Task brief >> Return every line of the material that contains the string "flag", treating uppercase and lowercase letters as different.

Data listing >>
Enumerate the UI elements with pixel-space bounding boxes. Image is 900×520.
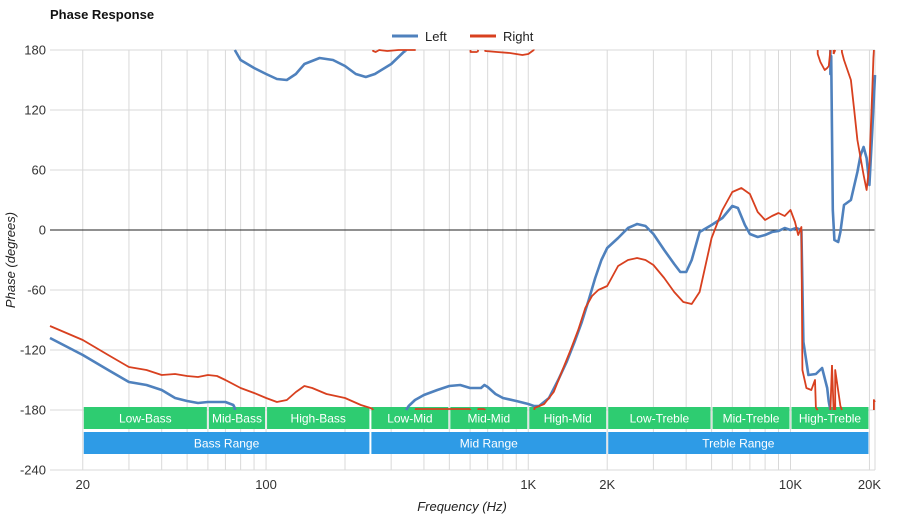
range-band-label: High-Treble bbox=[799, 412, 862, 426]
series-line-right bbox=[49, 49, 876, 411]
range-band-label: Low-Treble bbox=[630, 412, 690, 426]
range-band bbox=[712, 407, 790, 429]
range-band bbox=[608, 407, 711, 429]
y-tick-label: -120 bbox=[20, 343, 46, 358]
x-tick-label: 10K bbox=[779, 477, 802, 492]
y-tick-label: -180 bbox=[20, 403, 46, 418]
chart-title: Phase Response bbox=[50, 7, 154, 22]
y-tick-label: 180 bbox=[24, 43, 46, 58]
range-band bbox=[208, 407, 266, 429]
x-tick-label: 20K bbox=[858, 477, 881, 492]
range-band bbox=[450, 407, 528, 429]
range-band-label: Bass Range bbox=[194, 437, 260, 451]
range-band-label: Mid-Treble bbox=[723, 412, 780, 426]
y-tick-label: 0 bbox=[39, 223, 46, 238]
x-axis-label: Frequency (Hz) bbox=[417, 499, 507, 514]
legend-label-right: Right bbox=[503, 29, 534, 44]
range-band-label: Treble Range bbox=[702, 437, 775, 451]
grid bbox=[50, 49, 876, 471]
range-band bbox=[608, 432, 869, 454]
x-tick-label: 1K bbox=[520, 477, 536, 492]
range-band-label: Mid Range bbox=[460, 437, 518, 451]
legend: Left Right bbox=[392, 29, 534, 44]
range-band-label: Mid-Bass bbox=[212, 412, 262, 426]
frequency-range-bands: Low-Bass Mid-Bass High-Bass Low-Mid Mid-Mid H… bbox=[83, 407, 869, 454]
range-band bbox=[267, 407, 370, 429]
y-axis-ticks: 180 120 60 0 -60 -120 -180 -240 bbox=[20, 43, 46, 478]
y-axis-label: Phase (degrees) bbox=[3, 212, 18, 308]
x-tick-label: 100 bbox=[255, 477, 277, 492]
x-tick-label: 20 bbox=[76, 477, 90, 492]
range-band-label: Low-Bass bbox=[119, 412, 172, 426]
y-tick-label: -60 bbox=[27, 283, 46, 298]
series-lines bbox=[49, 49, 877, 411]
range-band bbox=[83, 407, 207, 429]
range-band bbox=[791, 407, 869, 429]
range-band bbox=[83, 432, 370, 454]
range-band-label: Mid-Mid bbox=[467, 412, 510, 426]
range-band bbox=[371, 407, 449, 429]
range-band bbox=[371, 432, 607, 454]
y-tick-label: 60 bbox=[32, 163, 46, 178]
legend-label-left: Left bbox=[425, 29, 447, 44]
range-band bbox=[529, 407, 607, 429]
x-axis-ticks: 20 100 1K 2K 10K 20K bbox=[76, 477, 882, 492]
range-band-label: High-Bass bbox=[291, 412, 346, 426]
x-tick-label: 2K bbox=[599, 477, 615, 492]
range-band-label: High-Mid bbox=[544, 412, 592, 426]
y-tick-label: -240 bbox=[20, 463, 46, 478]
y-tick-label: 120 bbox=[24, 103, 46, 118]
range-band-label: Low-Mid bbox=[387, 412, 432, 426]
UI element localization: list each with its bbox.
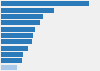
Bar (1, 52, 23, 57)
Bar (1, 14, 43, 19)
Bar (1, 27, 35, 32)
Bar (1, 8, 54, 13)
Bar (1, 58, 22, 63)
Bar (1, 1, 89, 6)
Bar (1, 46, 28, 51)
Bar (1, 20, 40, 25)
Bar (1, 65, 17, 70)
Bar (1, 33, 33, 38)
Bar (1, 39, 32, 44)
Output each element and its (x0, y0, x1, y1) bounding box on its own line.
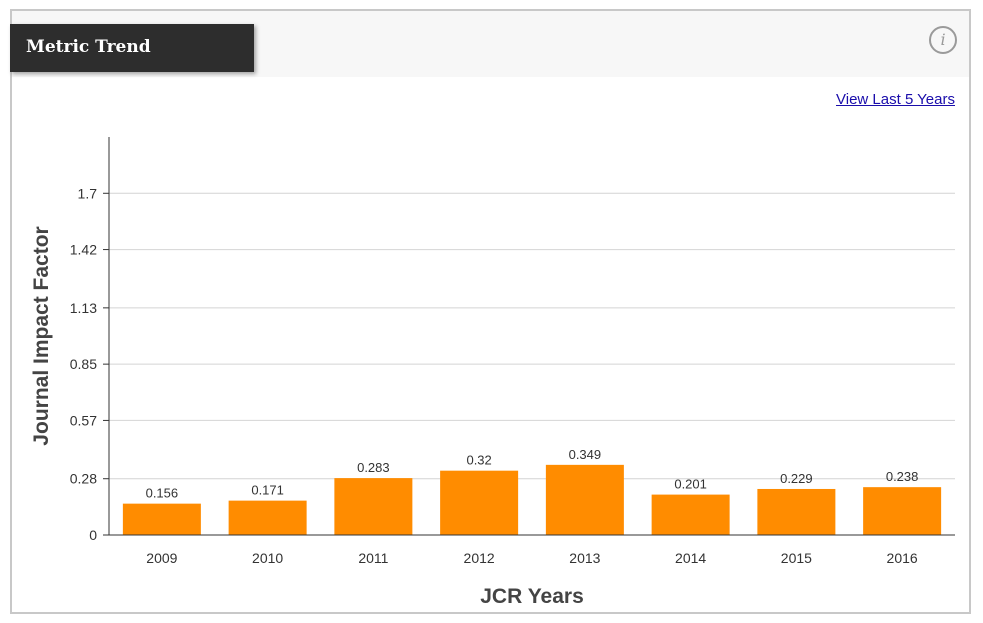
data-label: 0.229 (780, 471, 813, 486)
bar-2012[interactable] (440, 470, 519, 535)
x-tick-label: 2010 (252, 550, 283, 566)
x-tick-label: 2011 (358, 550, 388, 566)
x-axis-title: JCR Years (480, 585, 584, 608)
x-tick-label: 2009 (146, 550, 177, 566)
x-tick-label: 2012 (464, 550, 495, 566)
data-label: 0.156 (146, 486, 179, 501)
title-tab: Metric Trend (10, 24, 254, 72)
info-icon[interactable]: i (929, 26, 957, 54)
x-tick-label: 2014 (675, 550, 706, 566)
card-title: Metric Trend (26, 37, 151, 57)
x-tick-label: 2013 (569, 550, 600, 566)
y-tick-label: 0.85 (70, 356, 97, 372)
data-label: 0.171 (251, 483, 284, 498)
y-tick-label: 1.42 (70, 242, 97, 258)
bar-2009[interactable] (122, 503, 201, 535)
data-label: 0.32 (466, 453, 491, 468)
axes (108, 137, 955, 536)
y-tick-label: 0 (89, 527, 97, 543)
data-label: 0.201 (674, 477, 707, 492)
y-tick-label: 0.28 (70, 471, 97, 487)
data-label: 0.238 (886, 469, 919, 484)
bar-2014[interactable] (651, 494, 730, 535)
bar-2013[interactable] (545, 464, 624, 535)
bar-2010[interactable] (228, 500, 307, 535)
y-tick-label: 1.7 (78, 185, 98, 201)
x-tick-labels: 2009 2010 2011 2012 2013 2014 2015 2016 (146, 550, 918, 566)
x-tick-label: 2015 (781, 550, 812, 566)
data-label: 0.349 (569, 447, 602, 462)
y-tick-label: 0.57 (70, 412, 97, 428)
bar-2011[interactable] (334, 478, 413, 535)
gridlines (103, 192, 955, 536)
y-tick-labels: 0 0.28 0.57 0.85 1.13 1.42 1.7 (70, 185, 97, 543)
bar-2015[interactable] (757, 488, 836, 535)
bar-2016[interactable] (863, 487, 942, 535)
data-labels: 0.156 0.171 0.283 0.32 0.349 0.201 0.229 0.238 (146, 447, 919, 501)
bars (122, 464, 942, 535)
x-tick-label: 2016 (887, 550, 918, 566)
view-last-5-years-link[interactable]: View Last 5 Years (836, 91, 955, 108)
data-label: 0.283 (357, 460, 390, 475)
y-tick-label: 1.13 (70, 300, 97, 316)
y-axis-title: Journal Impact Factor (30, 226, 53, 445)
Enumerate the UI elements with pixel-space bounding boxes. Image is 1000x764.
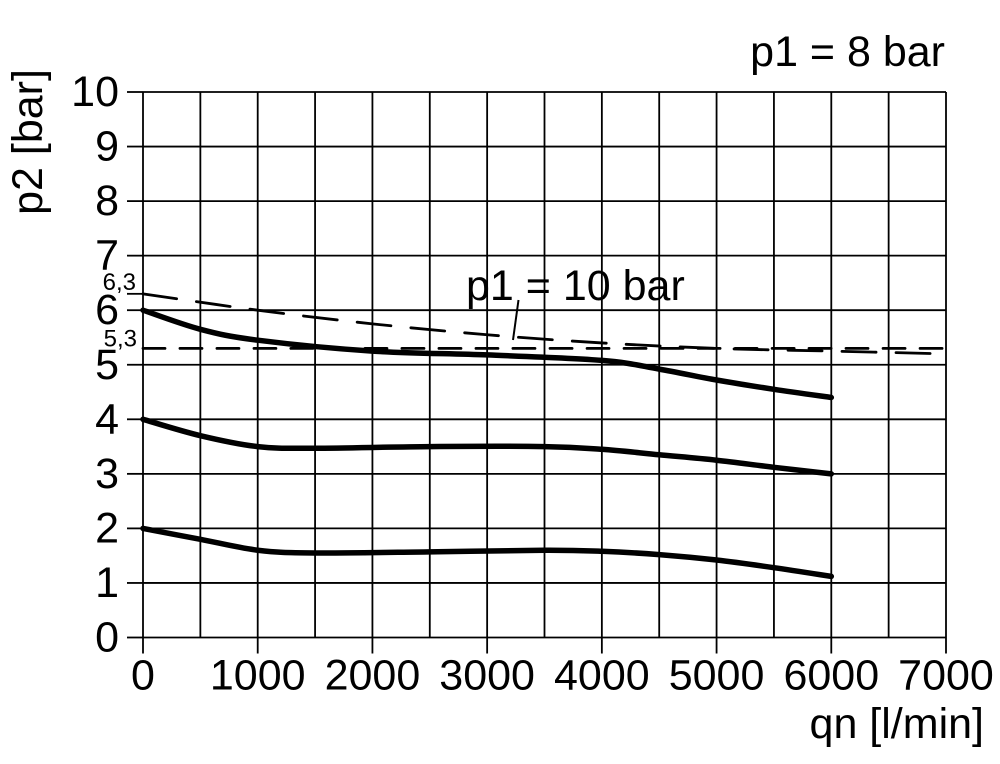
svg-text:3: 3 [95,450,119,498]
svg-text:2000: 2000 [325,652,421,700]
svg-text:3000: 3000 [439,652,535,700]
svg-text:4000: 4000 [554,652,650,700]
svg-text:p1 = 10 bar: p1 = 10 bar [466,262,685,310]
svg-text:0: 0 [95,614,119,662]
svg-text:0: 0 [131,652,155,700]
svg-text:6000: 6000 [783,652,879,700]
svg-text:9: 9 [95,123,119,171]
svg-text:7000: 7000 [898,652,994,700]
svg-text:4: 4 [95,395,119,443]
svg-text:1000: 1000 [210,652,306,700]
svg-text:5000: 5000 [669,652,765,700]
svg-text:6,3: 6,3 [103,269,136,296]
svg-text:p1 = 8 bar: p1 = 8 bar [750,28,945,76]
svg-text:qn [l/min]: qn [l/min] [810,700,984,748]
svg-text:10: 10 [71,68,119,116]
svg-text:p2 [bar]: p2 [bar] [4,69,52,215]
svg-text:1: 1 [95,559,119,607]
svg-text:8: 8 [95,177,119,225]
svg-text:5,3: 5,3 [104,325,137,352]
svg-text:2: 2 [95,504,119,552]
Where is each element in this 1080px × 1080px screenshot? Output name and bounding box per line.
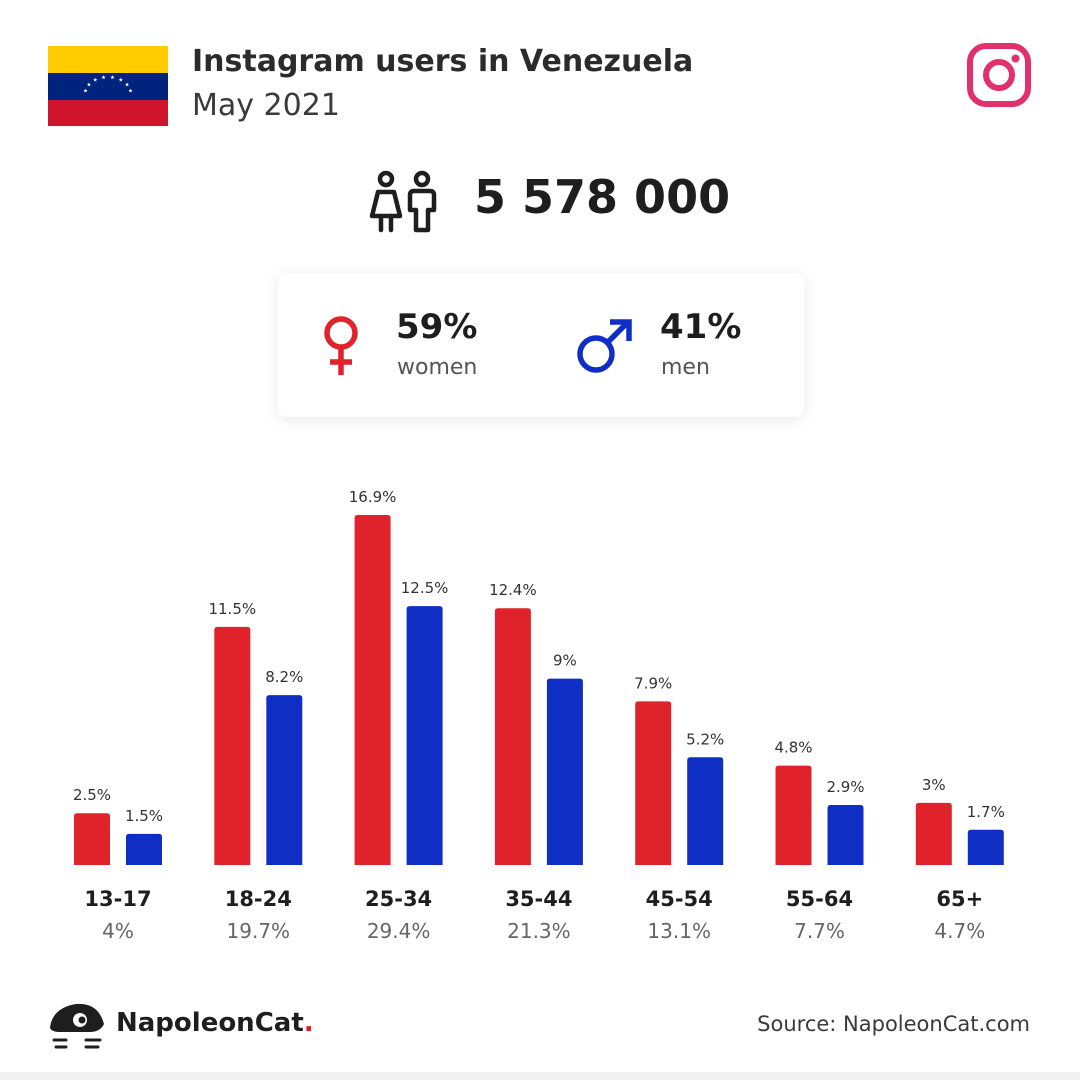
bar-value-label-women-65+: 3% xyxy=(922,776,946,794)
category-total-13-17: 4% xyxy=(102,919,134,943)
flag-star xyxy=(128,88,133,93)
category-total-25-34: 29.4% xyxy=(367,919,431,943)
page-subtitle: May 2021 xyxy=(192,88,340,123)
brand-name: NapoleonCat. xyxy=(116,1008,314,1038)
category-total-65+: 4.7% xyxy=(934,919,985,943)
bar-women-55-64 xyxy=(775,765,812,865)
bar-value-label-men-45-54: 5.2% xyxy=(686,730,724,748)
bar-women-13-17 xyxy=(74,813,110,865)
bar-value-label-women-55-64: 4.8% xyxy=(774,739,812,757)
flag-star xyxy=(93,77,98,82)
bar-value-label-men-65+: 1.7% xyxy=(967,803,1005,821)
bar-women-25-34 xyxy=(354,515,391,865)
men-label: men xyxy=(661,355,710,380)
page-title: Instagram users in Venezuela xyxy=(192,44,694,79)
bar-women-45-54 xyxy=(635,701,672,865)
bar-value-label-men-55-64: 2.9% xyxy=(826,778,864,796)
bar-value-label-women-18-24: 11.5% xyxy=(208,600,256,618)
bar-value-label-men-35-44: 9% xyxy=(553,652,577,670)
bar-men-55-64 xyxy=(827,804,864,865)
category-label-18-24: 18-24 xyxy=(225,887,292,911)
bar-value-label-women-45-54: 7.9% xyxy=(634,674,672,692)
bar-value-label-men-25-34: 12.5% xyxy=(401,579,449,597)
users-icon xyxy=(369,170,437,233)
category-label-13-17: 13-17 xyxy=(84,887,151,911)
source-credit: Source: NapoleonCat.com xyxy=(757,1012,1030,1036)
instagram-icon xyxy=(967,43,1031,107)
category-label-35-44: 35-44 xyxy=(505,887,572,911)
total-users-count: 5 578 000 xyxy=(474,170,731,224)
flag-star xyxy=(83,88,88,93)
flag-star xyxy=(110,75,115,80)
brand-dot: . xyxy=(303,1008,314,1038)
bar-men-18-24 xyxy=(266,695,303,865)
bar-value-label-men-13-17: 1.5% xyxy=(125,807,163,825)
men-percentage: 41% xyxy=(660,307,742,347)
bar-men-35-44 xyxy=(546,678,583,865)
bar-value-label-women-35-44: 12.4% xyxy=(489,581,537,599)
category-label-65+: 65+ xyxy=(936,887,983,911)
napoleoncat-logo xyxy=(50,1003,104,1049)
gender-breakdown-card: 59% women 41% men xyxy=(278,273,804,417)
category-total-35-44: 21.3% xyxy=(507,919,571,943)
bar-men-45-54 xyxy=(687,757,724,865)
bar-men-25-34 xyxy=(406,606,443,865)
category-total-45-54: 13.1% xyxy=(647,919,711,943)
bar-value-label-women-25-34: 16.9% xyxy=(349,488,397,506)
venezuela-flag-icon xyxy=(48,46,168,126)
flag-star xyxy=(124,82,130,87)
bar-women-18-24 xyxy=(214,626,251,865)
women-label: women xyxy=(397,355,478,380)
flag-star xyxy=(101,75,106,80)
flag-star xyxy=(118,77,123,82)
category-label-45-54: 45-54 xyxy=(646,887,713,911)
bar-men-65+ xyxy=(967,829,1004,865)
women-percentage: 59% xyxy=(396,307,478,347)
bottom-divider xyxy=(0,1072,1080,1080)
category-label-55-64: 55-64 xyxy=(786,887,853,911)
category-total-18-24: 19.7% xyxy=(227,919,291,943)
bar-women-65+ xyxy=(915,802,952,865)
bar-value-label-women-13-17: 2.5% xyxy=(73,786,111,804)
female-symbol-icon xyxy=(324,316,358,375)
bar-value-label-men-18-24: 8.2% xyxy=(265,668,303,686)
category-label-25-34: 25-34 xyxy=(365,887,432,911)
male-symbol-icon xyxy=(577,319,632,373)
bar-men-13-17 xyxy=(126,833,162,865)
category-total-55-64: 7.7% xyxy=(794,919,845,943)
bar-women-35-44 xyxy=(494,608,531,865)
flag-star xyxy=(86,82,92,87)
brand-name-text: NapoleonCat xyxy=(116,1008,304,1038)
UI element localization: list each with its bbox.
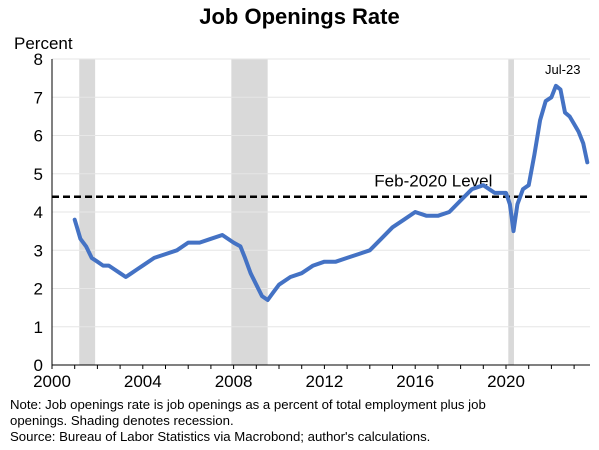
y-tick-label-8: 8 bbox=[34, 50, 43, 69]
annotation-0: Jul-23 bbox=[545, 62, 580, 77]
reference-line-label: Feb-2020 Level bbox=[374, 172, 492, 191]
y-axis-label: Percent bbox=[14, 34, 73, 53]
y-tick-label-5: 5 bbox=[34, 165, 43, 184]
y-tick-label-4: 4 bbox=[34, 203, 43, 222]
y-tick-label-6: 6 bbox=[34, 127, 43, 146]
series-line-0 bbox=[72, 83, 590, 302]
y-tick-label-3: 3 bbox=[34, 241, 43, 260]
y-tick-label-0: 0 bbox=[34, 356, 43, 375]
x-tick-label-2008: 2008 bbox=[215, 372, 253, 391]
x-tick-label-2004: 2004 bbox=[124, 372, 162, 391]
x-tick-label-2020: 2020 bbox=[487, 372, 525, 391]
y-tick-label-7: 7 bbox=[34, 88, 43, 107]
x-tick-label-2016: 2016 bbox=[396, 372, 434, 391]
y-tick-label-1: 1 bbox=[34, 318, 43, 337]
source-line: Source: Bureau of Labor Statistics via M… bbox=[10, 429, 431, 444]
x-tick-label-2000: 2000 bbox=[33, 372, 71, 391]
chart-notes: Note: Job openings rate is job openings … bbox=[10, 397, 595, 445]
chart-title: Job Openings Rate bbox=[199, 4, 400, 29]
note-line-2: openings. Shading denotes recession. bbox=[10, 413, 234, 428]
y-tick-label-2: 2 bbox=[34, 280, 43, 299]
note-line-1: Note: Job openings rate is job openings … bbox=[10, 397, 486, 412]
x-tick-label-2012: 2012 bbox=[305, 372, 343, 391]
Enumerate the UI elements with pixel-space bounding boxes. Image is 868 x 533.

Response for this exercise >>
flag-star xyxy=(128,88,133,93)
flag-star xyxy=(93,77,98,82)
flag-star xyxy=(83,88,88,93)
flag-star xyxy=(110,75,115,80)
venezuela-flag-icon xyxy=(48,46,168,126)
flag-star xyxy=(124,82,130,87)
flag-star xyxy=(101,75,106,80)
flag-star xyxy=(118,77,123,82)
flag-star xyxy=(86,82,92,87)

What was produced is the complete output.